#### Stated problem
Retype each record below word for word. Leave the pictures out.

#### Working data

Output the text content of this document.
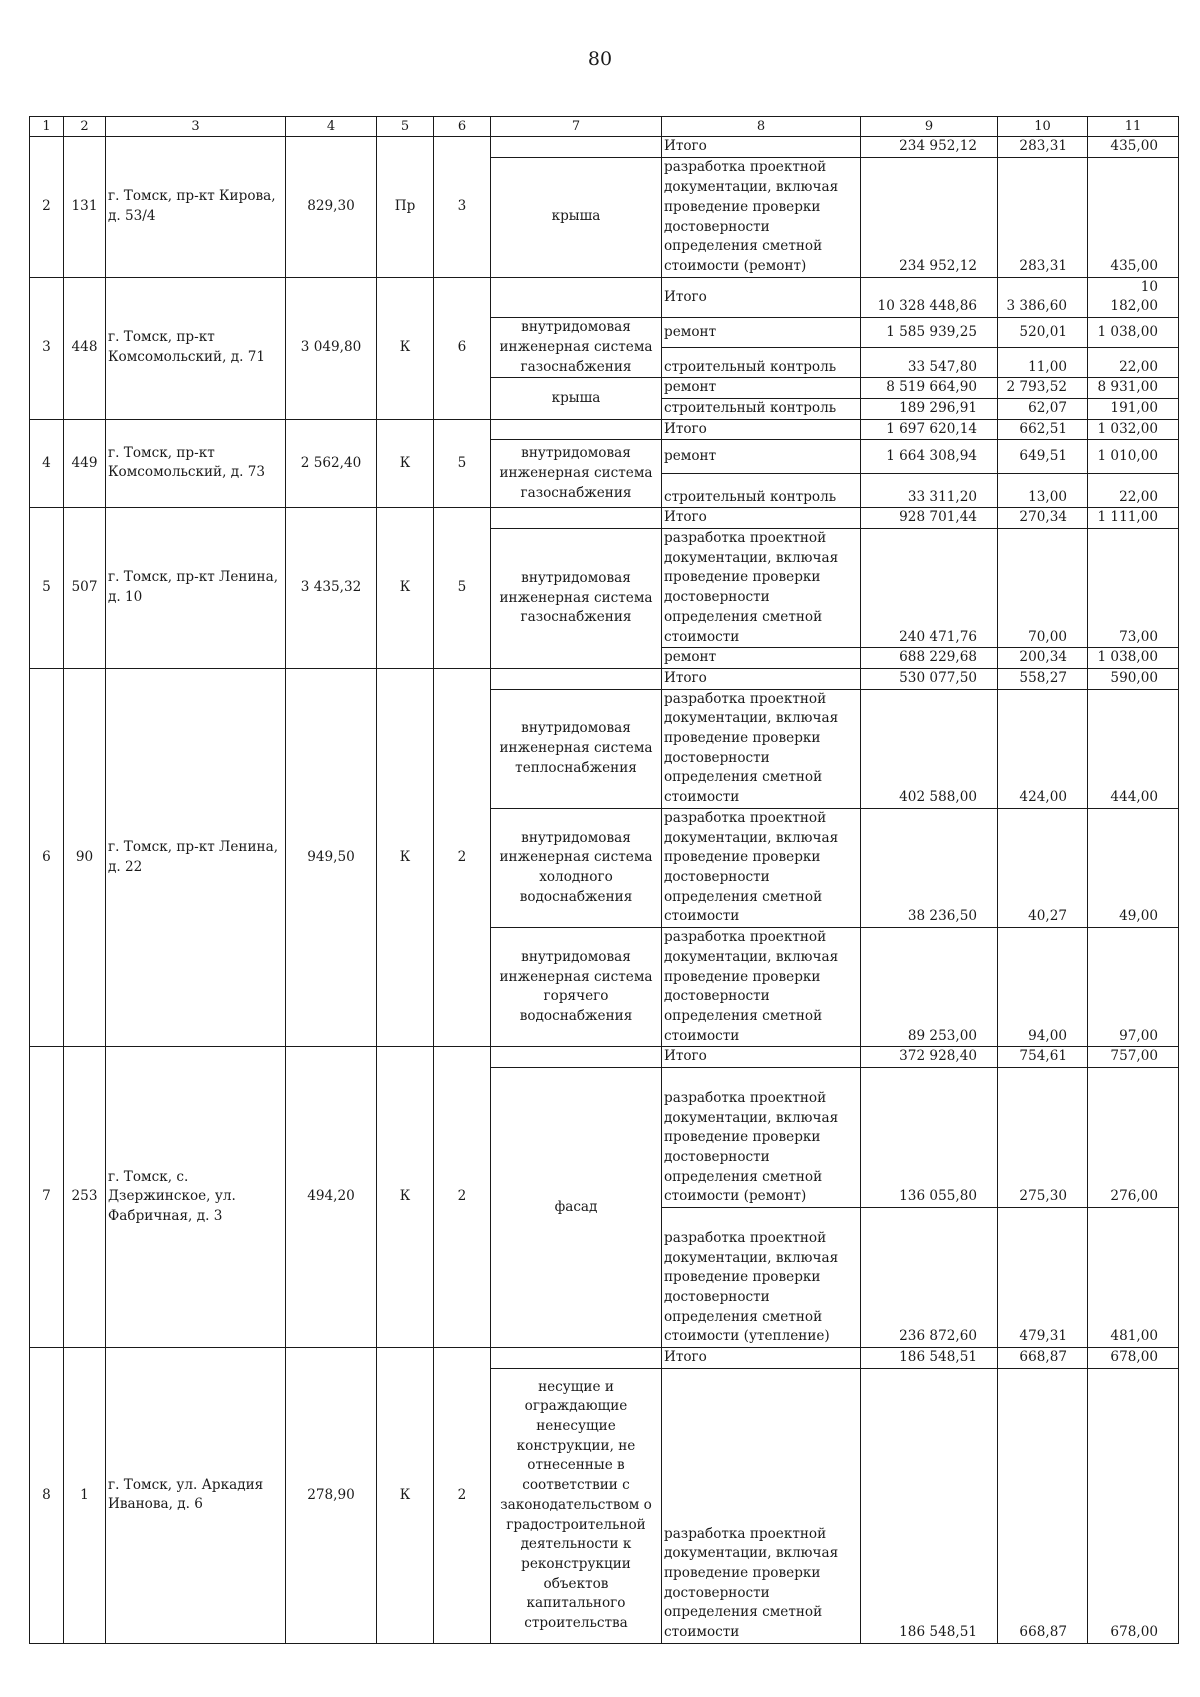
80
1	2	3	4	5	6	7	8	9	10	11
2	131	г. Томск, пр-кт Кирова, д. 53/4	829,30	Пр	3		Итого	234 952,12	283,31	435,00
						крыша	разработка проектной документации, включая проведение проверки достоверности определения сметной стоимости (ремонт)	234 952,12	283,31	435,00
3	448	г. Томск, пр-кт Комсомольский, д. 71	3 049,80	К	6		Итого	10 328 448,86	3 386,60	10 182,00
						внутридомовая инженерная система газоснабжения	ремонт	1 585 939,25	520,01	1 038,00
							строительный контроль	33 547,80	11,00	22,00
						крыша	ремонт	8 519 664,90	2 793,52	8 931,00
							строительный контроль	189 296,91	62,07	191,00
4	449	г. Томск, пр-кт Комсомольский, д. 73	2 562,40	К	5		Итого	1 697 620,14	662,51	1 032,00
						внутридомовая инженерная система газоснабжения	ремонт	1 664 308,94	649,51	1 010,00
							строительный контроль	33 311,20	13,00	22,00
5	507	г. Томск, пр-кт Ленина, д. 10	3 435,32	К	5		Итого	928 701,44	270,34	1 111,00
						внутридомовая инженерная система газоснабжения	разработка проектной документации, включая проведение проверки достоверности определения сметной стоимости	240 471,76	70,00	73,00
							ремонт	688 229,68	200,34	1 038,00
6	90	г. Томск, пр-кт Ленина, д. 22	949,50	К	2		Итого	530 077,50	558,27	590,00
						внутридомовая инженерная система теплоснабжения	разработка проектной документации, включая проведение проверки достоверности определения сметной стоимости	402 588,00	424,00	444,00
						внутридомовая инженерная система холодного водоснабжения	разработка проектной документации, включая проведение проверки достоверности определения сметной стоимости	38 236,50	40,27	49,00
						внутридомовая инженерная система горячего водоснабжения	разработка проектной документации, включая проведение проверки достоверности определения сметной стоимости	89 253,00	94,00	97,00
7	253	г. Томск, с. Дзержинское, ул. Фабричная, д. 3	494,20	К	2		Итого	372 928,40	754,61	757,00
						фасад	разработка проектной документации, включая проведение проверки достоверности определения сметной стоимости (ремонт)	136 055,80	275,30	276,00
							разработка проектной документации, включая проведение проверки достоверности определения сметной стоимости (утепление)	236 872,60	479,31	481,00
8	1	г. Томск, ул. Аркадия Иванова, д. 6	278,90	К	2		Итого	186 548,51	668,87	678,00
						несущие и ограждающие ненесущие конструкции, не отнесенные в соответствии с законодательством о градостроительной деятельности к реконструкции объектов капитального строительства	разработка проектной документации, включая проведение проверки достоверности определения сметной стоимости	186 548,51	668,87	678,00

#### Response to the task
Output the text content of this document.
80
1	2	3	4	5	6	7	8	9	10	11
2	131	г. Томск, пр-кт Кирова, д. 53/4	829,30	Пр	3		Итого	234 952,12	283,31	435,00
						крыша	разработка проектной документации, включая проведение проверки достоверности определения сметной стоимости (ремонт)	234 952,12	283,31	435,00
3	448	г. Томск, пр-кт Комсомольский, д. 71	3 049,80	К	6		Итого	10 328 448,86	3 386,60	10 182,00
						внутридомовая инженерная система газоснабжения	ремонт	1 585 939,25	520,01	1 038,00
							строительный контроль	33 547,80	11,00	22,00
						крыша	ремонт	8 519 664,90	2 793,52	8 931,00
							строительный контроль	189 296,91	62,07	191,00
4	449	г. Томск, пр-кт Комсомольский, д. 73	2 562,40	К	5		Итого	1 697 620,14	662,51	1 032,00
						внутридомовая инженерная система газоснабжения	ремонт	1 664 308,94	649,51	1 010,00
							строительный контроль	33 311,20	13,00	22,00
5	507	г. Томск, пр-кт Ленина, д. 10	3 435,32	К	5		Итого	928 701,44	270,34	1 111,00
						внутридомовая инженерная система газоснабжения	разработка проектной документации, включая проведение проверки достоверности определения сметной стоимости	240 471,76	70,00	73,00
							ремонт	688 229,68	200,34	1 038,00
6	90	г. Томск, пр-кт Ленина, д. 22	949,50	К	2		Итого	530 077,50	558,27	590,00
						внутридомовая инженерная система теплоснабжения	разработка проектной документации, включая проведение проверки достоверности определения сметной стоимости	402 588,00	424,00	444,00
						внутридомовая инженерная система холодного водоснабжения	разработка проектной документации, включая проведение проверки достоверности определения сметной стоимости	38 236,50	40,27	49,00
						внутридомовая инженерная система горячего водоснабжения	разработка проектной документации, включая проведение проверки достоверности определения сметной стоимости	89 253,00	94,00	97,00
7	253	г. Томск, с. Дзержинское, ул. Фабричная, д. 3	494,20	К	2		Итого	372 928,40	754,61	757,00
						фасад	разработка проектной документации, включая проведение проверки достоверности определения сметной стоимости (ремонт)	136 055,80	275,30	276,00
							разработка проектной документации, включая проведение проверки достоверности определения сметной стоимости (утепление)	236 872,60	479,31	481,00
8	1	г. Томск, ул. Аркадия Иванова, д. 6	278,90	К	2		Итого	186 548,51	668,87	678,00
						несущие и ограждающие ненесущие конструкции, не отнесенные в соответствии с законодательством о градостроительной деятельности к реконструкции объектов капитального строительства	разработка проектной документации, включая проведение проверки достоверности определения сметной стоимости	186 548,51	668,87	678,00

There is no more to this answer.